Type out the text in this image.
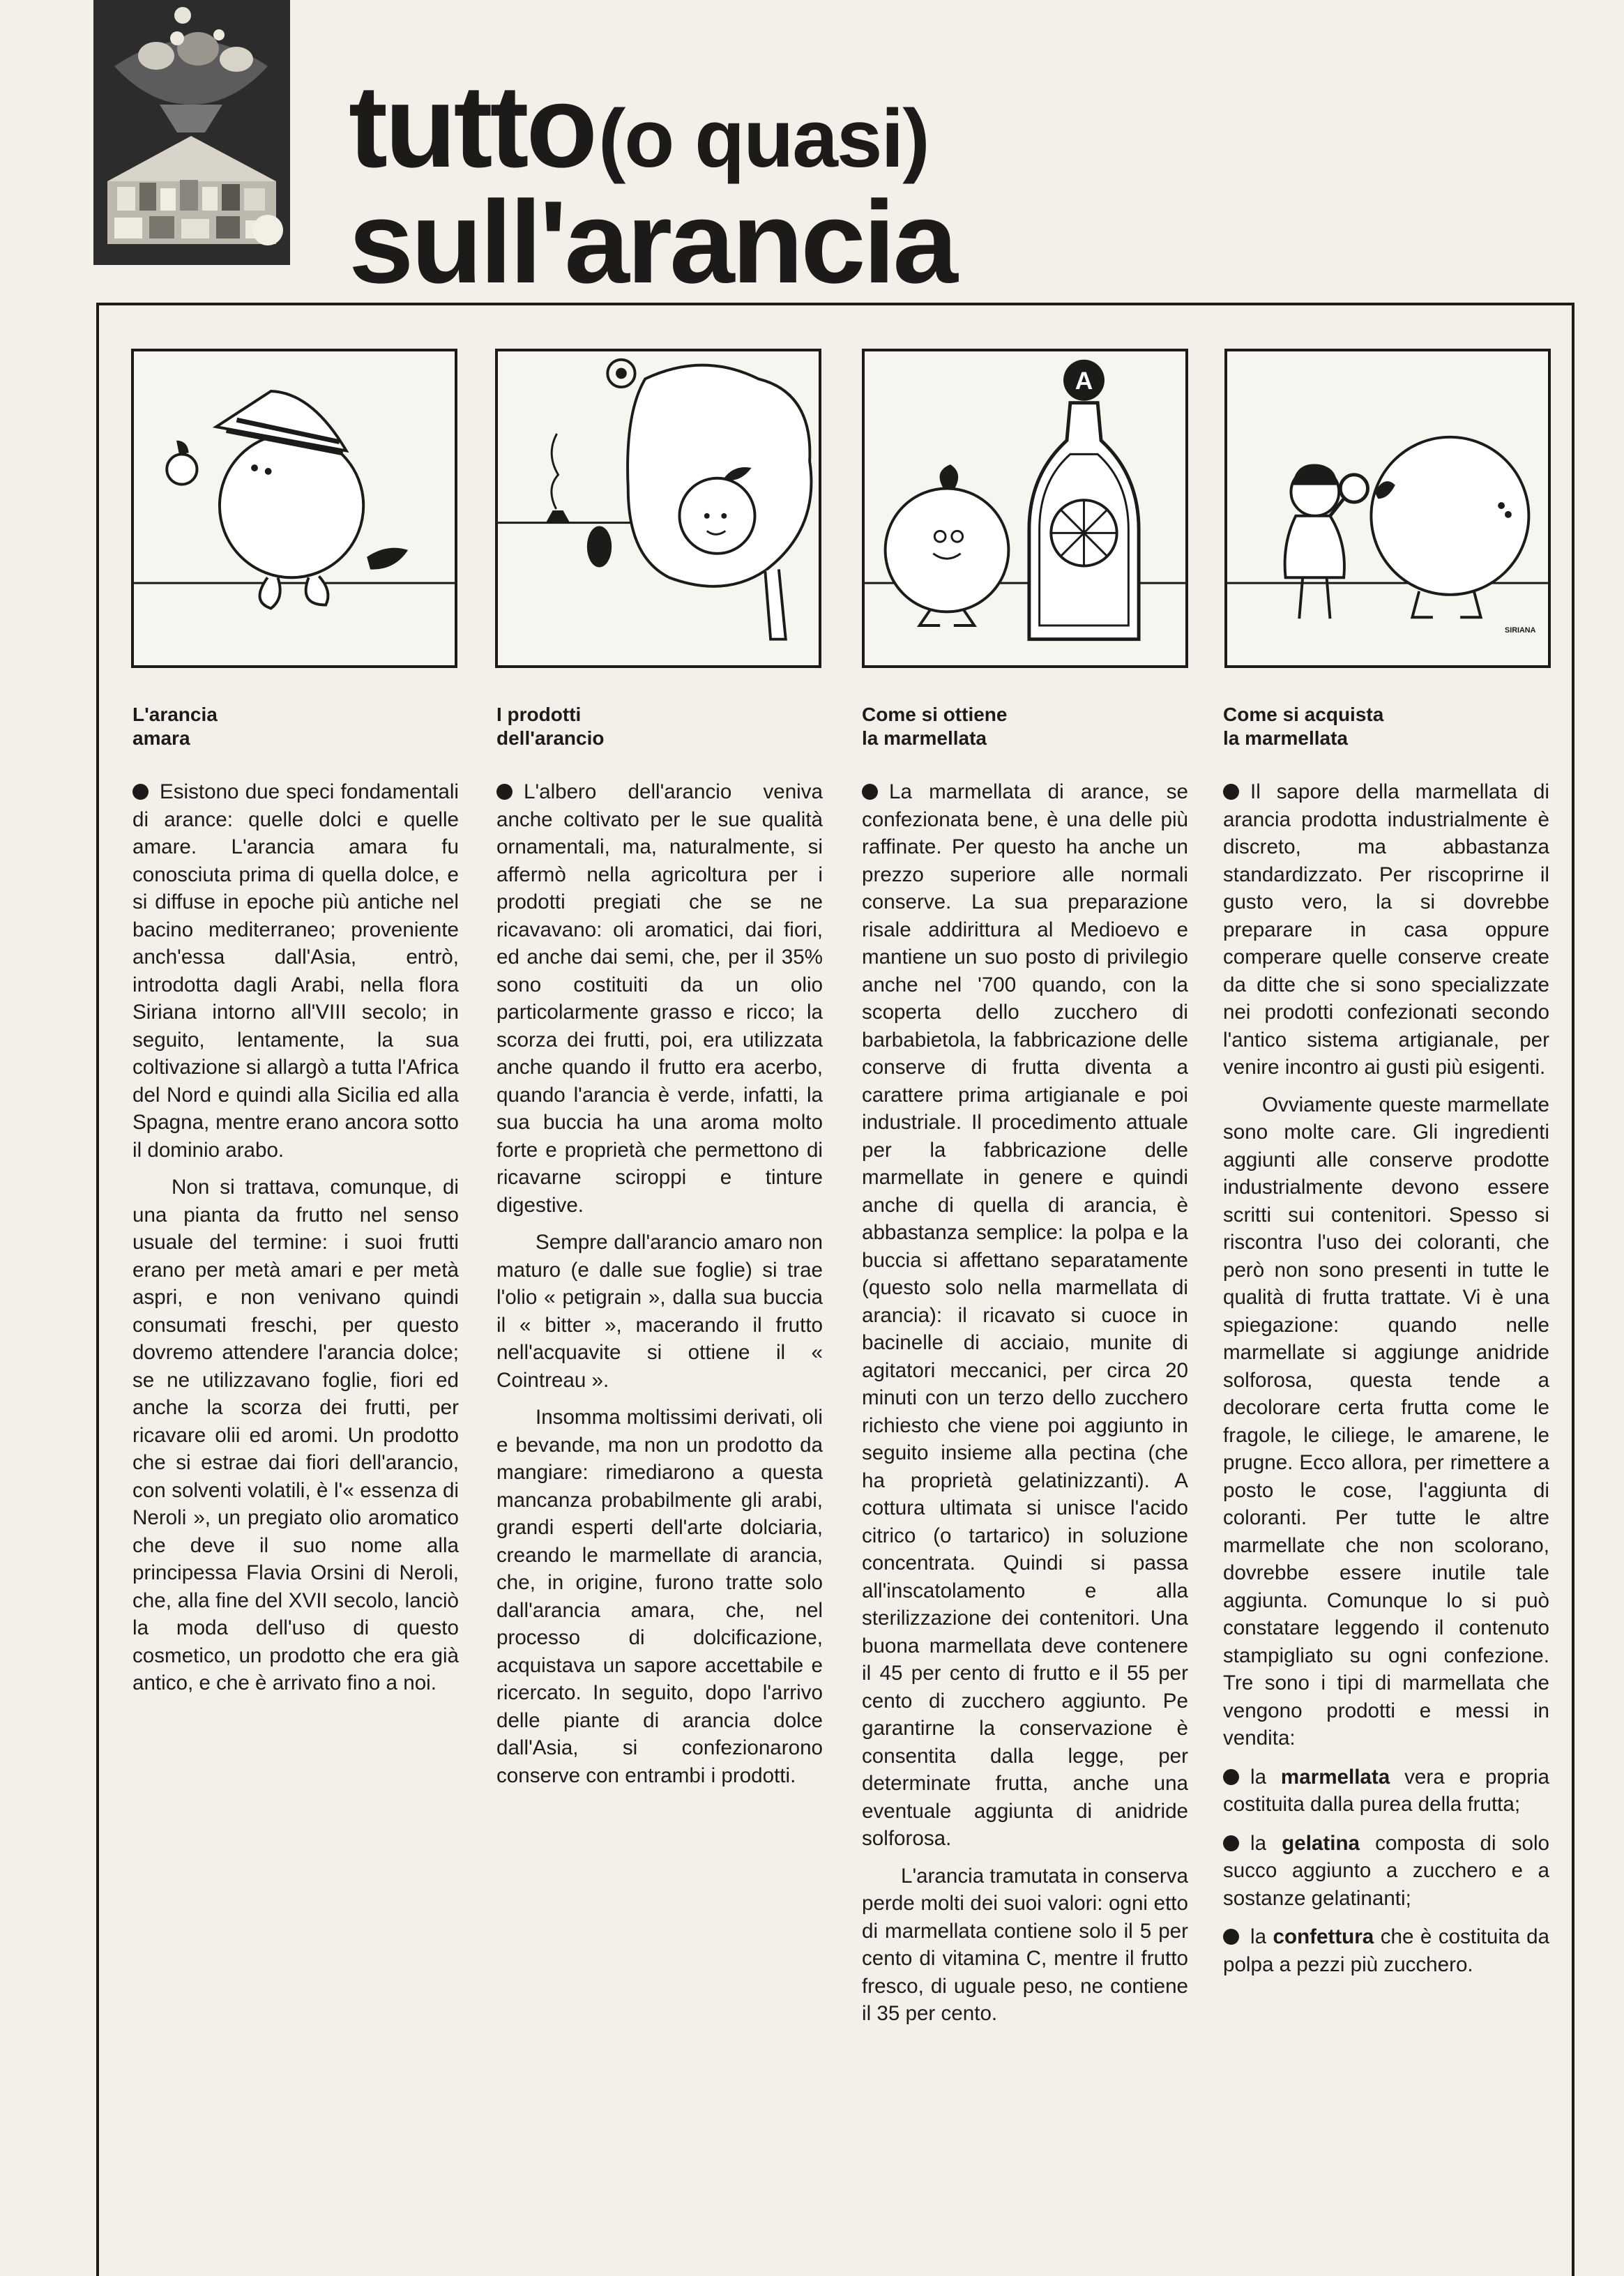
tutto (o quasi)
sull'arancia
A
SIRIANA
L'arancia
amara

Esistono due speci fondamentali di arance: quelle dolci e quelle amare. L'arancia amara fu conosciuta prima di quella dolce, e si diffuse in epoche più antiche nel bacino mediterraneo; proveniente anch'essa dall'Asia, entrò, introdotta dagli Arabi, nella flora Siriana intorno all'VIII secolo; in seguito, lentamente, la sua coltivazione si allargò a tutta l'Africa del Nord e quindi alla Sicilia ed alla Spagna, mentre erano ancora sotto il dominio arabo.

Non si trattava, comunque, di una pianta da frutto nel senso usuale del termine: i suoi frutti erano per metà amari e per metà aspri, e non venivano quindi consumati freschi, per questo dovremo attendere l'arancia dolce; se ne utilizzavano foglie, fiori ed anche la scorza dei frutti, per ricavare olii ed aromi. Un prodotto che si estrae dai fiori dell'arancio, con solventi volatili, è l'« essenza di Neroli », un pregiato olio aromatico che deve il suo nome alla principessa Flavia Orsini di Neroli, che, alla fine del XVII secolo, lanciò la moda dell'uso di questo cosmetico, un prodotto che era già antico, e che è arrivato fino a noi.

I prodotti
dell'arancio

L'albero dell'arancio veniva anche coltivato per le sue qualità ornamentali, ma, naturalmente, si affermò nella agricoltura per i prodotti pregiati che se ne ricavavano: oli aromatici, dai fiori, ed anche dai semi, che, per il 35% sono costituiti da un olio particolarmente grasso e ricco; la scorza dei frutti, poi, era utilizzata anche quando il frutto era acerbo, quando l'arancia è verde, infatti, la sua buccia ha una aroma molto forte e proprietà che permettono di ricavarne sciroppi e tinture digestive.

Sempre dall'arancio amaro non maturo (e dalle sue foglie) si trae l'olio « petigrain », dalla sua buccia il « bitter », macerando il frutto nell'acquavite si ottiene il « Cointreau ».

Insomma moltissimi derivati, oli e bevande, ma non un prodotto da mangiare: rimediarono a questa mancanza probabilmente gli arabi, grandi esperti dell'arte dolciaria, creando le marmellate di arancia, che, in origine, furono tratte solo dall'arancia amara, che, nel processo di dolcificazione, acquistava un sapore accettabile e ricercato. In seguito, dopo l'arrivo delle piante di arancia dolce dall'Asia, si confezionarono conserve con entrambi i prodotti.

Come si ottiene
la marmellata

La marmellata di arance, se confezionata bene, è una delle più raffinate. Per questo ha anche un prezzo superiore alle normali conserve. La sua preparazione risale addirittura al Medioevo e mantiene un suo posto di privilegio anche nel '700 quando, con la scoperta dello zucchero di barbabietola, la fabbricazione delle conserve di frutta diventa a carattere prima artigianale e poi industriale. Il procedimento attuale per la fabbricazione delle marmellate in genere e quindi anche di quella di arancia, è abbastanza semplice: la polpa e la buccia si affettano separatamente (questo solo nella marmellata di arancia): il ricavato si cuoce in bacinelle di acciaio, munite di agitatori meccanici, per circa 20 minuti con un terzo dello zucchero richiesto che viene poi aggiunto in seguito insieme alla pectina (che ha proprietà gelatinizzanti). A cottura ultimata si unisce l'acido citrico (o tartarico) in soluzione concentrata. Quindi si passa all'inscatolamento e alla sterilizzazione dei contenitori. Una buona marmellata deve contenere il 45 per cento di frutto e il 55 per cento di zucchero aggiunto. Pe garantirne la conservazione è consentita dalla legge, per determinate frutta, anche una eventuale aggiunta di anidride solforosa.

L'arancia tramutata in conserva perde molti dei suoi valori: ogni etto di marmellata contiene solo il 5 per cento di vitamina C, mentre il frutto fresco, di uguale peso, ne contiene il 35 per cento.

Come si acquista
la marmellata

Il sapore della marmellata di arancia prodotta industrialmente è discreto, ma abbastanza standardizzato. Per riscoprirne il gusto vero, la si dovrebbe preparare in casa oppure comperare quelle conserve create da ditte che si sono specializzate nei prodotti confezionati secondo l'antico sistema artigianale, per venire incontro ai gusti più esigenti.

Ovviamente queste marmellate sono molte care. Gli ingredienti aggiunti alle conserve prodotte industrialmente devono essere scritti sui contenitori. Spesso si riscontra l'uso dei coloranti, che però non sono presenti in tutte le qualità di frutta trattate. Vi è una spiegazione: quando nelle marmellate si aggiunge anidride solforosa, questa tende a decolorare certa frutta come le fragole, le ciliege, le amarene, le prugne. Ecco allora, per rimettere a posto le cose, l'aggiunta di coloranti. Per tutte le altre marmellate che non scolorano, dovrebbe essere inutile tale aggiunta. Comunque lo si può constatare leggendo il contenuto stampigliato su ogni confezione. Tre sono i tipi di marmellata che vengono prodotti e messi in vendita:

la marmellata vera e propria costituita dalla purea della frutta;

la gelatina composta di solo succo aggiunto a zucchero e a sostanze gelatinanti;

la confettura che è costituita da polpa a pezzi più zucchero.
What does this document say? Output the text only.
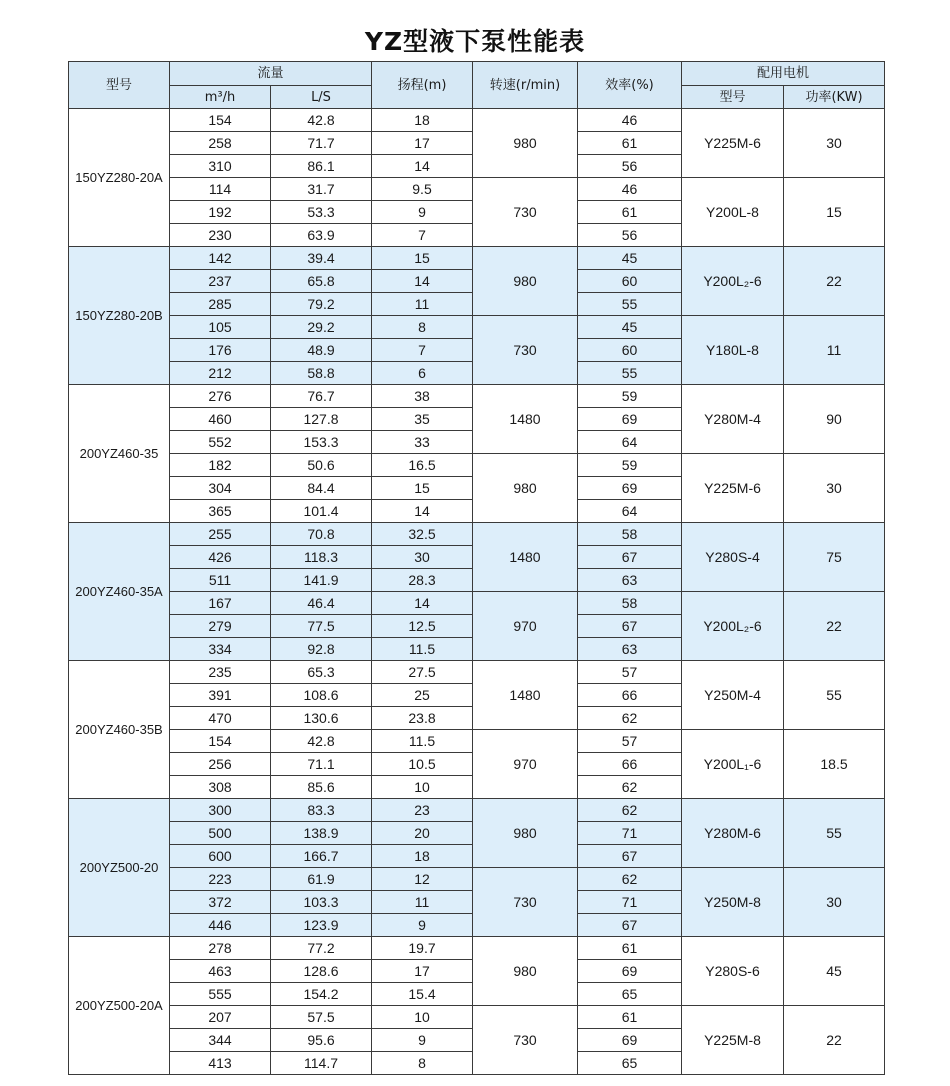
YZ型液下泵性能表
型号	流量		扬程(m)	转速(r/min)	效率(%)	配用电机	
	m³/h	L/S				型号	功率(KW)
150YZ280-20A	154	42.8	18	980	46	Y225M-6	30
	258	71.7	17		61		
	310	86.1	14		56		
	114	31.7	9.5	730	46	Y200L-8	15
	192	53.3	9		61		
	230	63.9	7		56		
150YZ280-20B	142	39.4	15	980	45	Y200L₂-6	22
	237	65.8	14		60		
	285	79.2	11		55		
	105	29.2	8	730	45	Y180L-8	11
	176	48.9	7		60		
	212	58.8	6		55		
200YZ460-35	276	76.7	38	1480	59	Y280M-4	90
	460	127.8	35		69		
	552	153.3	33		64		
	182	50.6	16.5	980	59	Y225M-6	30
	304	84.4	15		69		
	365	101.4	14		64		
200YZ460-35A	255	70.8	32.5	1480	58	Y280S-4	75
	426	118.3	30		67		
	511	141.9	28.3		63		
	167	46.4	14	970	58	Y200L₂-6	22
	279	77.5	12.5		67		
	334	92.8	11.5		63		
200YZ460-35B	235	65.3	27.5	1480	57	Y250M-4	55
	391	108.6	25		66		
	470	130.6	23.8		62		
	154	42.8	11.5	970	57	Y200L₁-6	18.5
	256	71.1	10.5		66		
	308	85.6	10		62		
200YZ500-20	300	83.3	23	980	62	Y280M-6	55
	500	138.9	20		71		
	600	166.7	18		67		
	223	61.9	12	730	62	Y250M-8	30
	372	103.3	11		71		
	446	123.9	9		67		
200YZ500-20A	278	77.2	19.7	980	61	Y280S-6	45
	463	128.6	17		69		
	555	154.2	15.4		65		
	207	57.5	10	730	61	Y225M-8	22
	344	95.6	9		69		
	413	114.7	8		65		
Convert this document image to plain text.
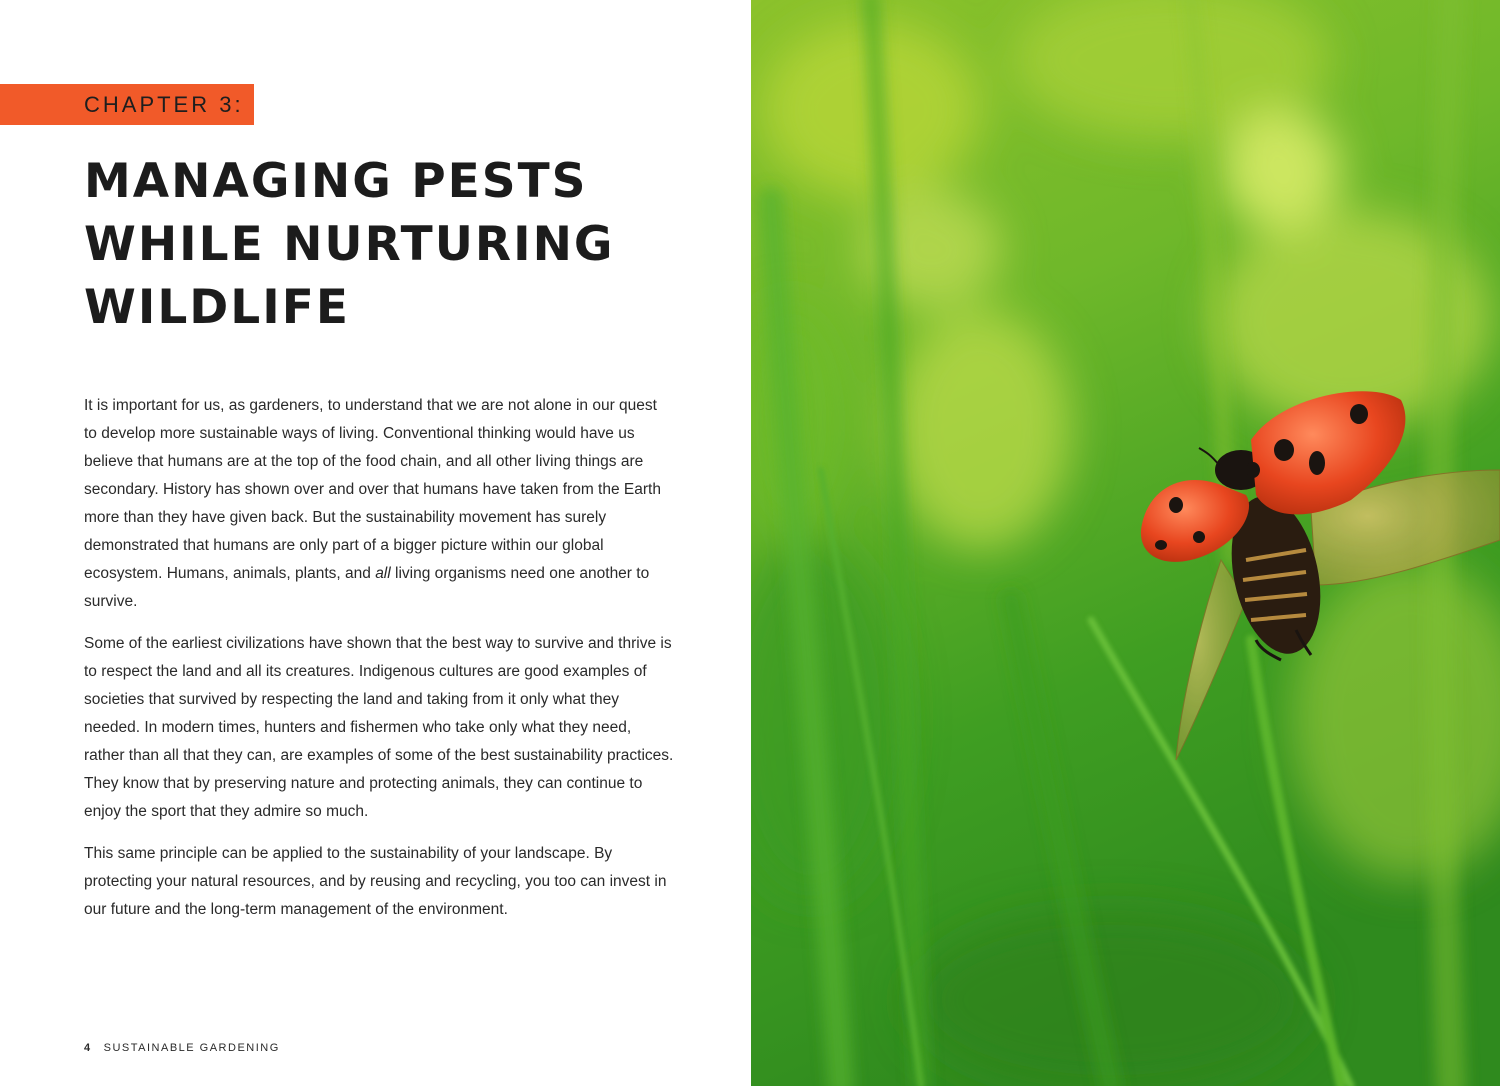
CHAPTER 3:
MANAGING PESTS
WHILE NURTURING
WILDLIFE

It is important for us, as gardeners, to understand that we are not alone in our quest to develop more sustainable ways of living. Conventional thinking would have us believe that humans are at the top of the food chain, and all other living things are secondary. History has shown over and over that humans have taken from the Earth more than they have given back. But the sustainability movement has surely demonstrated that humans are only part of a bigger picture within our global ecosystem. Humans, animals, plants, and all living organisms need one another to survive.

Some of the earliest civilizations have shown that the best way to survive and thrive is to respect the land and all its creatures. Indigenous cultures are good examples of societies that survived by respecting the land and taking from it only what they needed. In modern times, hunters and fishermen who take only what they need, rather than all that they can, are examples of some of the best sustainability practices. They know that by preserving nature and protecting animals, they can continue to enjoy the sport that they admire so much.

This same principle can be applied to the sustainability of your landscape. By protecting your natural resources, and by reusing and recycling, you too can invest in our future and the long-term management of the environment.

4 SUSTAINABLE GARDENING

• _What the task asks_: Go through the records and gather the lines that hold "image".

• _Exercise answer_:
Type out the text in this image.
Convert this document image to plain text.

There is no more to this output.